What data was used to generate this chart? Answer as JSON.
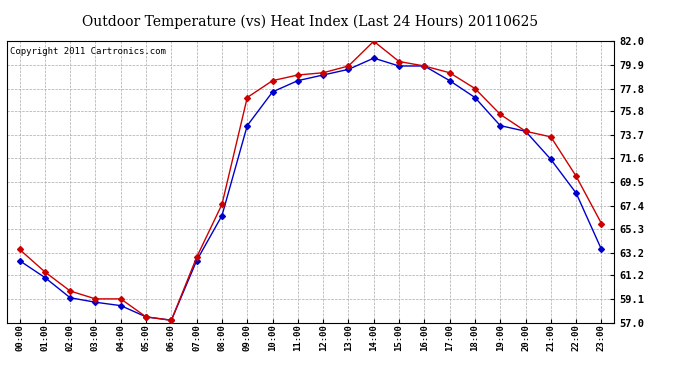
{
  "title": "Outdoor Temperature (vs) Heat Index (Last 24 Hours) 20110625",
  "copyright": "Copyright 2011 Cartronics.com",
  "x_labels": [
    "00:00",
    "01:00",
    "02:00",
    "03:00",
    "04:00",
    "05:00",
    "06:00",
    "07:00",
    "08:00",
    "09:00",
    "10:00",
    "11:00",
    "12:00",
    "13:00",
    "14:00",
    "15:00",
    "16:00",
    "17:00",
    "18:00",
    "19:00",
    "20:00",
    "21:00",
    "22:00",
    "23:00"
  ],
  "temp_blue": [
    62.5,
    61.0,
    59.2,
    58.8,
    58.5,
    57.5,
    57.2,
    62.5,
    66.5,
    74.5,
    77.5,
    78.5,
    79.0,
    79.5,
    80.5,
    79.8,
    79.8,
    78.5,
    77.0,
    74.5,
    74.0,
    71.5,
    68.5,
    63.5
  ],
  "heat_red": [
    63.5,
    61.5,
    59.8,
    59.1,
    59.1,
    57.5,
    57.2,
    62.8,
    67.5,
    77.0,
    78.5,
    79.0,
    79.2,
    79.8,
    82.0,
    80.2,
    79.8,
    79.2,
    77.8,
    75.5,
    74.0,
    73.5,
    70.0,
    65.8
  ],
  "ylim_min": 57.0,
  "ylim_max": 82.0,
  "yticks": [
    57.0,
    59.1,
    61.2,
    63.2,
    65.3,
    67.4,
    69.5,
    71.6,
    73.7,
    75.8,
    77.8,
    79.9,
    82.0
  ],
  "blue_color": "#0000cc",
  "red_color": "#cc0000",
  "bg_color": "#ffffff",
  "plot_bg": "#ffffff",
  "grid_color": "#aaaaaa",
  "title_fontsize": 10,
  "copyright_fontsize": 6.5
}
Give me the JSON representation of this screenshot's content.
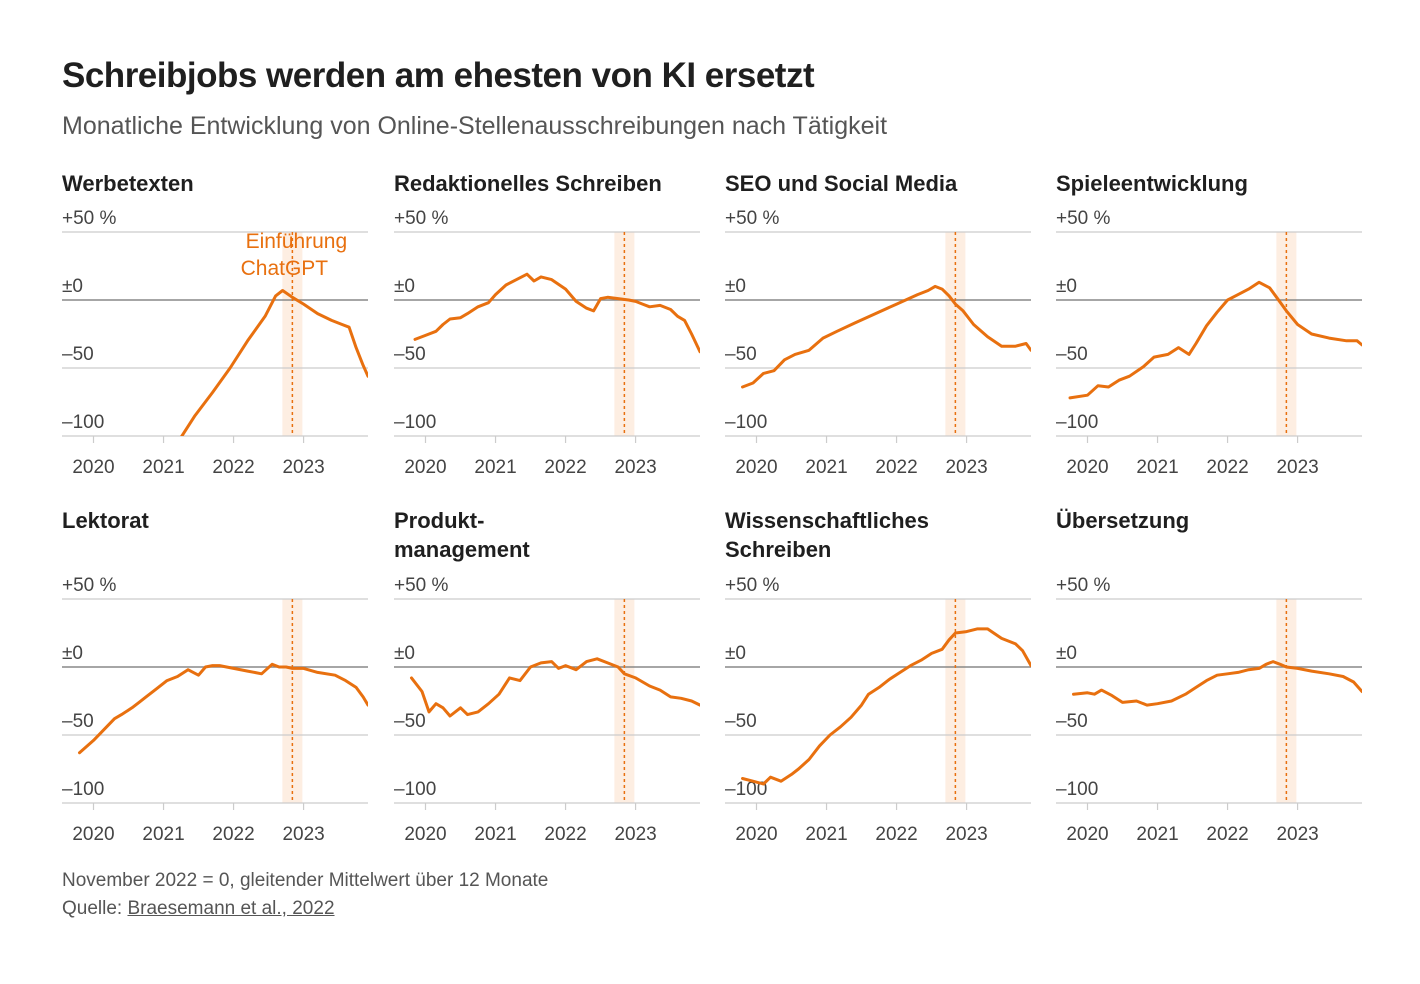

Description of the task> Extract the text of all the records above verbatim, excluding pictures.

The response>
What data was used to generate this chart? Answer as JSON.
{
  "title": "Outdoor Temperature (vs) Heat Index (Last 24 Hours) 20110625",
  "copyright": "Copyright 2011 Cartronics.com",
  "x_labels": [
    "00:00",
    "01:00",
    "02:00",
    "03:00",
    "04:00",
    "05:00",
    "06:00",
    "07:00",
    "08:00",
    "09:00",
    "10:00",
    "11:00",
    "12:00",
    "13:00",
    "14:00",
    "15:00",
    "16:00",
    "17:00",
    "18:00",
    "19:00",
    "20:00",
    "21:00",
    "22:00",
    "23:00"
  ],
  "temp_blue": [
    62.5,
    61.0,
    59.2,
    58.8,
    58.5,
    57.5,
    57.2,
    62.5,
    66.5,
    74.5,
    77.5,
    78.5,
    79.0,
    79.5,
    80.5,
    79.8,
    79.8,
    78.5,
    77.0,
    74.5,
    74.0,
    71.5,
    68.5,
    63.5
  ],
  "heat_red": [
    63.5,
    61.5,
    59.8,
    59.1,
    59.1,
    57.5,
    57.2,
    62.8,
    67.5,
    77.0,
    78.5,
    79.0,
    79.2,
    79.8,
    82.0,
    80.2,
    79.8,
    79.2,
    77.8,
    75.5,
    74.0,
    73.5,
    70.0,
    65.8
  ],
  "ylim_min": 57.0,
  "ylim_max": 82.0,
  "yticks": [
    57.0,
    59.1,
    61.2,
    63.2,
    65.3,
    67.4,
    69.5,
    71.6,
    73.7,
    75.8,
    77.8,
    79.9,
    82.0
  ],
  "blue_color": "#0000cc",
  "red_color": "#cc0000",
  "bg_color": "#ffffff",
  "plot_bg": "#ffffff",
  "grid_color": "#aaaaaa",
  "title_fontsize": 10,
  "copyright_fontsize": 6.5
}
Give me the JSON representation of this screenshot's content.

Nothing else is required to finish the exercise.